◆ **Goal of the exercise**
Each line in the entries below that holds the string "this" is to be listed.
★ ★ ★ ★ ★ ★ ★
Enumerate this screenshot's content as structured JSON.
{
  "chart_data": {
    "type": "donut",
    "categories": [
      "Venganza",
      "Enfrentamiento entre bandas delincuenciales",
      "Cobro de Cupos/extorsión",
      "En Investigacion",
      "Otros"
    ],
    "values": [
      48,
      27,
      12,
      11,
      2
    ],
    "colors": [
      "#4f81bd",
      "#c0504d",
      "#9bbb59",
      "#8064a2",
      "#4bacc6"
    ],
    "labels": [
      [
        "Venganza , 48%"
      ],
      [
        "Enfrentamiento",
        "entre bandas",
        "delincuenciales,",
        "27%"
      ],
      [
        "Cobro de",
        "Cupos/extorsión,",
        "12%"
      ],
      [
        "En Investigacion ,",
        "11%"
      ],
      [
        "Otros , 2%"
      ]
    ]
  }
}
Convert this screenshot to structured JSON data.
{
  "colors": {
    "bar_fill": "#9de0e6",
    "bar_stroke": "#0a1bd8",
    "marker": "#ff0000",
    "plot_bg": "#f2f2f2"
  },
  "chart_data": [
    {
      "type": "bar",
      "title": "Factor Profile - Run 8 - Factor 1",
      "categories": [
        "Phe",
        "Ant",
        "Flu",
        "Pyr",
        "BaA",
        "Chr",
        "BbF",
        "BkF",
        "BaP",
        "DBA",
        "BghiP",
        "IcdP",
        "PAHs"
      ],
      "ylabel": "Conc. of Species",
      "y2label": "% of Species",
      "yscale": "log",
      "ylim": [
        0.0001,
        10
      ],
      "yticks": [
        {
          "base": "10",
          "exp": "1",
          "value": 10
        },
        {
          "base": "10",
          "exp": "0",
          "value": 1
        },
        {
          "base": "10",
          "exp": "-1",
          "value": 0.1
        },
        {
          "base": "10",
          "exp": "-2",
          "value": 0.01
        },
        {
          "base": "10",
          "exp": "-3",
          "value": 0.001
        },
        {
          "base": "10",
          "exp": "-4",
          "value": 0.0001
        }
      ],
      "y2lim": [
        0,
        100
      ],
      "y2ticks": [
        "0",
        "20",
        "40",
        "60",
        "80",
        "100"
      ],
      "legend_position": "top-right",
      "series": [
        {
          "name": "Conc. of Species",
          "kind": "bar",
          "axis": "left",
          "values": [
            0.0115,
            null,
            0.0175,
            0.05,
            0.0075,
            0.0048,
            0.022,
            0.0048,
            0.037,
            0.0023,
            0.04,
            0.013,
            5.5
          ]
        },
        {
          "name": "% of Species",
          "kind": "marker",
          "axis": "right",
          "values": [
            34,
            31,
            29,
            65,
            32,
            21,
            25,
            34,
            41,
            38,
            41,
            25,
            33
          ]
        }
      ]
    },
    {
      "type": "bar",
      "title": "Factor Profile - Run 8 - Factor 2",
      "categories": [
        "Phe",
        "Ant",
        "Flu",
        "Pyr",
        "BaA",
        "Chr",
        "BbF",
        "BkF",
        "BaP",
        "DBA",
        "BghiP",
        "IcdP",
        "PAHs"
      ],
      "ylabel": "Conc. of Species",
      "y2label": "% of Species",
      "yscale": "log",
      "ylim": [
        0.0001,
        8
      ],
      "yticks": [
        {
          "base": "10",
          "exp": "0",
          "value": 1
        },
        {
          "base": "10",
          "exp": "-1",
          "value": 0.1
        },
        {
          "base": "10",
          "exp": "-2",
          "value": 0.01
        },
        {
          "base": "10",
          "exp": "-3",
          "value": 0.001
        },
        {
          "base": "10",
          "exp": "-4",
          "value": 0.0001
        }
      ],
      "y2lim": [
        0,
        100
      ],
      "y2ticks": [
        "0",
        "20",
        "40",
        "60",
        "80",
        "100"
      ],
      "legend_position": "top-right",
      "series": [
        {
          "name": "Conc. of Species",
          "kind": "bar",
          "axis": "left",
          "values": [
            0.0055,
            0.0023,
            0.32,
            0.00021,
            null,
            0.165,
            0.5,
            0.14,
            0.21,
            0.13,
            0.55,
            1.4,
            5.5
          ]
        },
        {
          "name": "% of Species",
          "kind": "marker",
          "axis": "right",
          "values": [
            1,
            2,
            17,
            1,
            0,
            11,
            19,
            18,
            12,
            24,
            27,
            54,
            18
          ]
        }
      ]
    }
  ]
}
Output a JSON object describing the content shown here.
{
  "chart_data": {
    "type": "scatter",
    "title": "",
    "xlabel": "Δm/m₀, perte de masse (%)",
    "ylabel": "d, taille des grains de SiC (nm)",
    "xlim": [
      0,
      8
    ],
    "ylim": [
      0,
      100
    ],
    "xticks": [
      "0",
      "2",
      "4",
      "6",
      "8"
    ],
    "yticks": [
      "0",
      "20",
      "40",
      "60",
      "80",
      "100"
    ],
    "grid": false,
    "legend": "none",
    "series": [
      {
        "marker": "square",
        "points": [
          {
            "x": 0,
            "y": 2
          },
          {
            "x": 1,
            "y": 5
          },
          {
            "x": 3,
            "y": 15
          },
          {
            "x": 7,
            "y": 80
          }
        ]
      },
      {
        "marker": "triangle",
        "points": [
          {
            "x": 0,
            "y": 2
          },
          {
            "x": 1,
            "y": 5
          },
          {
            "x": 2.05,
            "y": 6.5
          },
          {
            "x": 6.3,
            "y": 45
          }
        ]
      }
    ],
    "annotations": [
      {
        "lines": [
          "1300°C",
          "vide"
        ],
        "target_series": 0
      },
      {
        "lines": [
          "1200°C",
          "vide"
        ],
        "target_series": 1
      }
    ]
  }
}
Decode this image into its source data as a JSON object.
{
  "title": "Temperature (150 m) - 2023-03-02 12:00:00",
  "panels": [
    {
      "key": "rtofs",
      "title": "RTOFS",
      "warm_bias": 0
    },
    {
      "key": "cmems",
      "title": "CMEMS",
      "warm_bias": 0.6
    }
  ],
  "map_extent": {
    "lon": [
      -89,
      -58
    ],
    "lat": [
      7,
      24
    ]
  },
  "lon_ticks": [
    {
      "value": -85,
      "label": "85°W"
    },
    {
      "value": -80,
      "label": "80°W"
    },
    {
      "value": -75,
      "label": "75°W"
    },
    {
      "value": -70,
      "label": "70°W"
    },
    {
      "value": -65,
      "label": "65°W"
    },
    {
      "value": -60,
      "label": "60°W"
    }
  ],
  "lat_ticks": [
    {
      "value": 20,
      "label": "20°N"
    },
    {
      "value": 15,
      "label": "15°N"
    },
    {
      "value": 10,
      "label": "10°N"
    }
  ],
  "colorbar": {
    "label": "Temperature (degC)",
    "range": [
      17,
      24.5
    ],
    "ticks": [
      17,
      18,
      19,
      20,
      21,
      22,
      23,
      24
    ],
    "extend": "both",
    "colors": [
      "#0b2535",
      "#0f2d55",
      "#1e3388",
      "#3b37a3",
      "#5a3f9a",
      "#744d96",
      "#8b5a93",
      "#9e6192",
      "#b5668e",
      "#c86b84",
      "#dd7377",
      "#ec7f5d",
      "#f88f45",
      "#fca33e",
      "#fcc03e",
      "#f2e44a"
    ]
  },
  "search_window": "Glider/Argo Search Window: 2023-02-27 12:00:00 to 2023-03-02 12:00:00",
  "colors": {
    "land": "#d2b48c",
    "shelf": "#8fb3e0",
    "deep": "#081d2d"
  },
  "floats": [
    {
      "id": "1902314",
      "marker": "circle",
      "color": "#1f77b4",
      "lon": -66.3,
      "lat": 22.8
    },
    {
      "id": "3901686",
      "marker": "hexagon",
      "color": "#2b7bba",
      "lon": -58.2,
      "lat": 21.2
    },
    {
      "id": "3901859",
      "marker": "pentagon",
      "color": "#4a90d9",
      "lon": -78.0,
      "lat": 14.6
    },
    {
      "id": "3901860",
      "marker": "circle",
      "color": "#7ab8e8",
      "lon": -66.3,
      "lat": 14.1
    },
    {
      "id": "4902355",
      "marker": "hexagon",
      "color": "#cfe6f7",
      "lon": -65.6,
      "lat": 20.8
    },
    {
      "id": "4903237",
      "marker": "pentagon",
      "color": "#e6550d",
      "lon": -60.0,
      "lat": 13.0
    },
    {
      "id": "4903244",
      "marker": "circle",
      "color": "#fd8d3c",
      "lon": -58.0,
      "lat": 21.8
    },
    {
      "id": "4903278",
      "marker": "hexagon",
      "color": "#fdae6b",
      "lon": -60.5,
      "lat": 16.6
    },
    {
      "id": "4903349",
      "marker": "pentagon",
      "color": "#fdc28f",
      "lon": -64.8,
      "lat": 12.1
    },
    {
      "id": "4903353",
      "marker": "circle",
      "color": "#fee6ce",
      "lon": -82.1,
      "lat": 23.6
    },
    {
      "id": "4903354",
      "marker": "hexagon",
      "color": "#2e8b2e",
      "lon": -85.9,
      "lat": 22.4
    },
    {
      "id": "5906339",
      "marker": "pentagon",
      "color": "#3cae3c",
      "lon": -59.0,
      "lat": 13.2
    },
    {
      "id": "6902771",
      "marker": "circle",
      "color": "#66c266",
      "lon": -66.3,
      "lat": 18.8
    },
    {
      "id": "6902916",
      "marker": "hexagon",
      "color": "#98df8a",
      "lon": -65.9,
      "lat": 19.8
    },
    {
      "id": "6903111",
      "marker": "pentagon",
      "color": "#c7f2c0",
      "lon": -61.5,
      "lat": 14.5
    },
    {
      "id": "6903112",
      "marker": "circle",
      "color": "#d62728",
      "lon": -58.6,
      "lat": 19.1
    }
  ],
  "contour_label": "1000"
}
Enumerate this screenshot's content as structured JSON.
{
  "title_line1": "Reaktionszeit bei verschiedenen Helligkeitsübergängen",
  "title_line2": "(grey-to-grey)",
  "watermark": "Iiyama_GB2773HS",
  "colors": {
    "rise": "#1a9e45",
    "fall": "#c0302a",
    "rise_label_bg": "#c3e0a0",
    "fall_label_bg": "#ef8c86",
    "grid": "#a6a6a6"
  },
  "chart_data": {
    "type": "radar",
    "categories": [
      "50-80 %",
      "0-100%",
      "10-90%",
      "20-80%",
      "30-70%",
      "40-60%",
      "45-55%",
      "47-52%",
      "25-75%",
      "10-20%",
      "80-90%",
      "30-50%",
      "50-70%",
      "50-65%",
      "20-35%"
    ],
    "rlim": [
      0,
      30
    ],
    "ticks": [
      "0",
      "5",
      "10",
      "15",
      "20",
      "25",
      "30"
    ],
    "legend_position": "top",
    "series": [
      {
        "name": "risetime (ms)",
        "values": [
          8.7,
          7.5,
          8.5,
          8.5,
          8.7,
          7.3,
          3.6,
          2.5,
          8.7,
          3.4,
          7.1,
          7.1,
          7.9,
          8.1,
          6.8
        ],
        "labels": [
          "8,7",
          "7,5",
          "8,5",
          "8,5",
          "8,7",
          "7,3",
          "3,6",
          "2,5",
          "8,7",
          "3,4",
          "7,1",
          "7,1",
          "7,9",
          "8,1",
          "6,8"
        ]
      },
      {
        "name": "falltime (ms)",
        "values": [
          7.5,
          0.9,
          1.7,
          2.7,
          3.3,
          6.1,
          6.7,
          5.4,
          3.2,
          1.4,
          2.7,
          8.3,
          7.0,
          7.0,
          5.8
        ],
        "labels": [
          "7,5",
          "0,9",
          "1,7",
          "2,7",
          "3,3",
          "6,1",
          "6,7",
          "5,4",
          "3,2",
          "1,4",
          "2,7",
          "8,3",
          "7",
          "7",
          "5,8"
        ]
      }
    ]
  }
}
★ ★ ★ ★ ★ ★ ★
◆ **Right answer**
Enumerate this screenshot's content as structured JSON.
Convert this screenshot to structured JSON data.
Decode this image into its source data as a JSON object.
Enumerate this screenshot's content as structured JSON.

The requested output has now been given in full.